* BEGIN Raw data *

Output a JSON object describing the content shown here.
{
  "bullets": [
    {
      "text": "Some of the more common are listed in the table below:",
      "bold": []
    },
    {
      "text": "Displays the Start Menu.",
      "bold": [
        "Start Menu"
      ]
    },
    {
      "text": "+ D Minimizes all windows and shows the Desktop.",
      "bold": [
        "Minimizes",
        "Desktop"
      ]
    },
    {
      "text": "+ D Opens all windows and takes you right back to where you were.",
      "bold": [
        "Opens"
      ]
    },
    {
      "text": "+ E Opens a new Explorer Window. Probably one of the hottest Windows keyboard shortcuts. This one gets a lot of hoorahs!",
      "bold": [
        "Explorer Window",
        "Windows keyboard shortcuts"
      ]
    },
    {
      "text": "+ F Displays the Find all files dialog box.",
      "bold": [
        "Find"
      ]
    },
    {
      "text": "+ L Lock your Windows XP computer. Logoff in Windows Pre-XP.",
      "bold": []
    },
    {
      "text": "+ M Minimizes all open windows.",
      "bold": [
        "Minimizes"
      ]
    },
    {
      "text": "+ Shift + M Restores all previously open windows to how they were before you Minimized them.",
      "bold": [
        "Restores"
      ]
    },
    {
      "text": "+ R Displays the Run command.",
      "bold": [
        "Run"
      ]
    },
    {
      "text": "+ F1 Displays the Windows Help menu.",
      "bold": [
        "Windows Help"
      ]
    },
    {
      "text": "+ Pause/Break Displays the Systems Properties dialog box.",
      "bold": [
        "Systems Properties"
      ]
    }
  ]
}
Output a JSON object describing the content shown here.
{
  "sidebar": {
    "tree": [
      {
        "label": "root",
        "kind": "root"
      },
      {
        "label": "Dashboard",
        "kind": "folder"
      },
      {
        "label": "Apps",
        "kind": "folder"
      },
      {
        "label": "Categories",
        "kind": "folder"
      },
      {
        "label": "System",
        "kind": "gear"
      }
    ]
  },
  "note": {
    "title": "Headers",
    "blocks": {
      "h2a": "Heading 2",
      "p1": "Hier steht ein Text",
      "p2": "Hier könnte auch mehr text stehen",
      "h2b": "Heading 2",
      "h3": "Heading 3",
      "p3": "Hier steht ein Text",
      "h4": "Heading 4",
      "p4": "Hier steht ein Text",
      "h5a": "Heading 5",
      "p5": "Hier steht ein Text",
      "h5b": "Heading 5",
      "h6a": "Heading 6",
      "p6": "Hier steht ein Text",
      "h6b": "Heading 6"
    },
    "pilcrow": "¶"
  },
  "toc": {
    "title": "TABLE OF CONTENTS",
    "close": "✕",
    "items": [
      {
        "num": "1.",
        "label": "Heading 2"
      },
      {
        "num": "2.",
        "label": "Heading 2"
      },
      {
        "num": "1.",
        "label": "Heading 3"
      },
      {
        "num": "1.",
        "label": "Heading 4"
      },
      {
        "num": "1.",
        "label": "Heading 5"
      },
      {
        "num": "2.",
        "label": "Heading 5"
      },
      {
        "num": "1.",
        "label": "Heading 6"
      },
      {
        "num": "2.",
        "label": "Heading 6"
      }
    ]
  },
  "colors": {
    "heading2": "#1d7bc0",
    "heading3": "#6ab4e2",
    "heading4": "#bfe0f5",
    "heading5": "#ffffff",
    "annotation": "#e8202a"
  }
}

* END Raw data *

Write out the whole listing exactly.

Output a JSON object describing the content shown here.
{
  "bullets": [
    {
      "text": "Some of the more common are listed in the table below:",
      "bold": []
    },
    {
      "text": "Displays the Start Menu.",
      "bold": [
        "Start Menu"
      ]
    },
    {
      "text": "+ D Minimizes all windows and shows the Desktop.",
      "bold": [
        "Minimizes",
        "Desktop"
      ]
    },
    {
      "text": "+ D Opens all windows and takes you right back to where you were.",
      "bold": [
        "Opens"
      ]
    },
    {
      "text": "+ E Opens a new Explorer Window. Probably one of the hottest Windows keyboard shortcuts. This one gets a lot of hoorahs!",
      "bold": [
        "Explorer Window",
        "Windows keyboard shortcuts"
      ]
    },
    {
      "text": "+ F Displays the Find all files dialog box.",
      "bold": [
        "Find"
      ]
    },
    {
      "text": "+ L Lock your Windows XP computer. Logoff in Windows Pre-XP.",
      "bold": []
    },
    {
      "text": "+ M Minimizes all open windows.",
      "bold": [
        "Minimizes"
      ]
    },
    {
      "text": "+ Shift + M Restores all previously open windows to how they were before you Minimized them.",
      "bold": [
        "Restores"
      ]
    },
    {
      "text": "+ R Displays the Run command.",
      "bold": [
        "Run"
      ]
    },
    {
      "text": "+ F1 Displays the Windows Help menu.",
      "bold": [
        "Windows Help"
      ]
    },
    {
      "text": "+ Pause/Break Displays the Systems Properties dialog box.",
      "bold": [
        "Systems Properties"
      ]
    }
  ]
}
Output a JSON object describing the content shown here.
{
  "sidebar": {
    "tree": [
      {
        "label": "root",
        "kind": "root"
      },
      {
        "label": "Dashboard",
        "kind": "folder"
      },
      {
        "label": "Apps",
        "kind": "folder"
      },
      {
        "label": "Categories",
        "kind": "folder"
      },
      {
        "label": "System",
        "kind": "gear"
      }
    ]
  },
  "note": {
    "title": "Headers",
    "blocks": {
      "h2a": "Heading 2",
      "p1": "Hier steht ein Text",
      "p2": "Hier könnte auch mehr text stehen",
      "h2b": "Heading 2",
      "h3": "Heading 3",
      "p3": "Hier steht ein Text",
      "h4": "Heading 4",
      "p4": "Hier steht ein Text",
      "h5a": "Heading 5",
      "p5": "Hier steht ein Text",
      "h5b": "Heading 5",
      "h6a": "Heading 6",
      "p6": "Hier steht ein Text",
      "h6b": "Heading 6"
    },
    "pilcrow": "¶"
  },
  "toc": {
    "title": "TABLE OF CONTENTS",
    "close": "✕",
    "items": [
      {
        "num": "1.",
        "label": "Heading 2"
      },
      {
        "num": "2.",
        "label": "Heading 2"
      },
      {
        "num": "1.",
        "label": "Heading 3"
      },
      {
        "num": "1.",
        "label": "Heading 4"
      },
      {
        "num": "1.",
        "label": "Heading 5"
      },
      {
        "num": "2.",
        "label": "Heading 5"
      },
      {
        "num": "1.",
        "label": "Heading 6"
      },
      {
        "num": "2.",
        "label": "Heading 6"
      }
    ]
  },
  "colors": {
    "heading2": "#1d7bc0",
    "heading3": "#6ab4e2",
    "heading4": "#bfe0f5",
    "heading5": "#ffffff",
    "annotation": "#e8202a"
  }
}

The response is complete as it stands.